Return every line of the data below that includes the string "location".

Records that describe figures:
# # # #

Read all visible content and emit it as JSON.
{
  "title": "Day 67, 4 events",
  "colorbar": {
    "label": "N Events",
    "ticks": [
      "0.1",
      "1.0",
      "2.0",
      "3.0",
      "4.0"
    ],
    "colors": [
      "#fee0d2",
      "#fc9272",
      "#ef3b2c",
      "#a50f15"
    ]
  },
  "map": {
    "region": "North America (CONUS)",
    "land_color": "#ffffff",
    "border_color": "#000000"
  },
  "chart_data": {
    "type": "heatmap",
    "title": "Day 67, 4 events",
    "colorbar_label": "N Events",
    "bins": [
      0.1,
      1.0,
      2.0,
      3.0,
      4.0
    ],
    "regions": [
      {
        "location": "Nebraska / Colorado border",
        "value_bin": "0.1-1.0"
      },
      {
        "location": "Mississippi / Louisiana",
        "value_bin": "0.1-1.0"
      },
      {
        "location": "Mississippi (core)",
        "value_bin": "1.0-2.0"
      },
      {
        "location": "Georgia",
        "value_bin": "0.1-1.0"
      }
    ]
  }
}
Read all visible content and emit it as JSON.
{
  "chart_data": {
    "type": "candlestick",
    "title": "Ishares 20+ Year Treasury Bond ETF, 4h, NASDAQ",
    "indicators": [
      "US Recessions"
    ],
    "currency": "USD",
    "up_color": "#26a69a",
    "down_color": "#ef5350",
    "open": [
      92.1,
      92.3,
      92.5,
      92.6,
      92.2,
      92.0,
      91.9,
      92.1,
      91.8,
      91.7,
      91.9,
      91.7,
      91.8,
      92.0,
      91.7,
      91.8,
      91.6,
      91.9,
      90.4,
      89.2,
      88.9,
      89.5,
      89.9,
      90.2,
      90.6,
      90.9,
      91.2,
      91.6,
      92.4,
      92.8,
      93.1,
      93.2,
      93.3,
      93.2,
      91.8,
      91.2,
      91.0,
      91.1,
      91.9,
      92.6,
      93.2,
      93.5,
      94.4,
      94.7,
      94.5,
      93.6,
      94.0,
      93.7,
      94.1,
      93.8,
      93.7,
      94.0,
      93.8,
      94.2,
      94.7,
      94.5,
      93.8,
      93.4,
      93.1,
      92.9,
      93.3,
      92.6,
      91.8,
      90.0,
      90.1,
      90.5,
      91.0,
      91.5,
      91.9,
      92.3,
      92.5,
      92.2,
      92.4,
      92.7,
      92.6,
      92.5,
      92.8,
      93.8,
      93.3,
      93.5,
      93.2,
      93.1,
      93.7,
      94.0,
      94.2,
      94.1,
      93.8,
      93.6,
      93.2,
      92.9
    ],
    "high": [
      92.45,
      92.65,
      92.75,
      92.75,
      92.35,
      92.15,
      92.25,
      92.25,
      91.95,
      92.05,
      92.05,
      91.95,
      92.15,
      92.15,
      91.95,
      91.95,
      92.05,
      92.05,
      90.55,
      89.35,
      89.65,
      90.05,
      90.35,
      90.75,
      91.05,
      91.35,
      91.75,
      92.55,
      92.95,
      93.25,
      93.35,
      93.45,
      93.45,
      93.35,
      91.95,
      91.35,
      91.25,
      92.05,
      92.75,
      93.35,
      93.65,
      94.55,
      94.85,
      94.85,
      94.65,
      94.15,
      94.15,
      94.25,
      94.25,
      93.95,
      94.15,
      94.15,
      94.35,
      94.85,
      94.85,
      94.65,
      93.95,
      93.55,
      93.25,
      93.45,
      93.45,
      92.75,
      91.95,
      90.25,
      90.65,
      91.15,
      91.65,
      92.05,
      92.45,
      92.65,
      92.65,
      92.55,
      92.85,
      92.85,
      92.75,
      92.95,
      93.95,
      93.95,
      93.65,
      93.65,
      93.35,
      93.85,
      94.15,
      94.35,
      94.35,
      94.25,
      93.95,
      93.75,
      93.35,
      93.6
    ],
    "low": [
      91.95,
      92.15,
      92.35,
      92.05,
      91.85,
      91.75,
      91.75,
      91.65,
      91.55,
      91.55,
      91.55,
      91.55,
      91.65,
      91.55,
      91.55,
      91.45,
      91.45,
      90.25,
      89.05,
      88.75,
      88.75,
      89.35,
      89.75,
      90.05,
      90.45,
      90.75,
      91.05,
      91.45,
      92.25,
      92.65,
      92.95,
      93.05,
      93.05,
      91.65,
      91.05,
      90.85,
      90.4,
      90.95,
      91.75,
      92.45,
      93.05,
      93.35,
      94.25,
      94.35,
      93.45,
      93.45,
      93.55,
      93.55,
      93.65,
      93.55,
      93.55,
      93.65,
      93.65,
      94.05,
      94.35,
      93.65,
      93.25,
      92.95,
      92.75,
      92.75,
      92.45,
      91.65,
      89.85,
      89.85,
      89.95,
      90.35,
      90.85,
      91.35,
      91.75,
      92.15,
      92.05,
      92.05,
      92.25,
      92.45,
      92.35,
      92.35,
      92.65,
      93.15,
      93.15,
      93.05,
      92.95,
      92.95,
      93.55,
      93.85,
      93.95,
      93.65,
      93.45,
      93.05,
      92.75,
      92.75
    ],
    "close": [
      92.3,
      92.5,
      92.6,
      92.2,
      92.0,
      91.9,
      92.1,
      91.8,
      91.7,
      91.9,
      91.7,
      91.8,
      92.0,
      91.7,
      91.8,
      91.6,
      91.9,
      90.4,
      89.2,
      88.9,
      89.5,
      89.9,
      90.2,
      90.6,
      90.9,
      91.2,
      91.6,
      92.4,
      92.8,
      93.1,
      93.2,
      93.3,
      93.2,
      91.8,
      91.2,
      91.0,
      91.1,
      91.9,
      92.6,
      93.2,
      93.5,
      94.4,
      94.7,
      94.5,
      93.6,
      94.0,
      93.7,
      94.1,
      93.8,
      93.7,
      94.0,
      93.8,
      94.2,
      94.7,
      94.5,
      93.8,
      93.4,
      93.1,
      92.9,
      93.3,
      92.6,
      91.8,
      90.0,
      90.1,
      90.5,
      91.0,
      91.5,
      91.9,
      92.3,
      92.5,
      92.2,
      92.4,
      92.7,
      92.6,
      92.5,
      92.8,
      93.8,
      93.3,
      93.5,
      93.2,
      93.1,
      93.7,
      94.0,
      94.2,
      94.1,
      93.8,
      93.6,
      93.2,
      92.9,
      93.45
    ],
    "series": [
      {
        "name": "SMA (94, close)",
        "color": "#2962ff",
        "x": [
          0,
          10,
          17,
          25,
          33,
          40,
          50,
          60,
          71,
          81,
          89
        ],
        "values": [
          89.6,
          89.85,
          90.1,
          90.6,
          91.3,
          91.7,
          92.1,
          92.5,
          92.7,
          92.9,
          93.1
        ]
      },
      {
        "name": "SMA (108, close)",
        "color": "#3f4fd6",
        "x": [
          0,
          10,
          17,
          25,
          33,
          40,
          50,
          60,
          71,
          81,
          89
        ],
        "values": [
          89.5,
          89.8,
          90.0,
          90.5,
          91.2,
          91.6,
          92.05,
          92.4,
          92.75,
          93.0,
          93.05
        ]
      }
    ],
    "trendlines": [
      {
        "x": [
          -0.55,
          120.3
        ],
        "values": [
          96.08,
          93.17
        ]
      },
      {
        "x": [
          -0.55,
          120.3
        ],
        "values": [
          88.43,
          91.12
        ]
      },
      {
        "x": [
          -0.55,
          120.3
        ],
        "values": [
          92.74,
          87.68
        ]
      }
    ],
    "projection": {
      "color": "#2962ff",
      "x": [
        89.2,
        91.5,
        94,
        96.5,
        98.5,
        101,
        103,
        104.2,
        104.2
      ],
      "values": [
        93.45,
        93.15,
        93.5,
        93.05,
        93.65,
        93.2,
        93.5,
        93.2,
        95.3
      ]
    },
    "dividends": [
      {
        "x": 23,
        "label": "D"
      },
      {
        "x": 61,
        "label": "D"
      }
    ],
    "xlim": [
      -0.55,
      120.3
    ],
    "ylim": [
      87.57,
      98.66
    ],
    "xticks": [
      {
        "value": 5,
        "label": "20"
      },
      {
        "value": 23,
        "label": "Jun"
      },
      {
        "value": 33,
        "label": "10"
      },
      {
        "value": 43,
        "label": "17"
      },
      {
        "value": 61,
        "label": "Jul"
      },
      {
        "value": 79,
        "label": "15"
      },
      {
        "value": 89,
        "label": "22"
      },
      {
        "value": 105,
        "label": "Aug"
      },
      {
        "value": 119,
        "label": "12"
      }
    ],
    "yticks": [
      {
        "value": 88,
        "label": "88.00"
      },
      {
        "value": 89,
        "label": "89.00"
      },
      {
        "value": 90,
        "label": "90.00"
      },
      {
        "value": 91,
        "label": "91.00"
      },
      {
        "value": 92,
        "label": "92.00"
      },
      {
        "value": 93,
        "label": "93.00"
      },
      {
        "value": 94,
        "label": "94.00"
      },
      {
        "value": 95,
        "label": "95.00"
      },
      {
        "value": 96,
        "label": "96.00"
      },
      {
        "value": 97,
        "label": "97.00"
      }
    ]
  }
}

# # # #

● **REPLY TO THE TASK**
        "location": "Nebraska / Colorado border",
        "location": "Mississippi / Louisiana",
        "location": "Mississippi (core)",
        "location": "Georgia",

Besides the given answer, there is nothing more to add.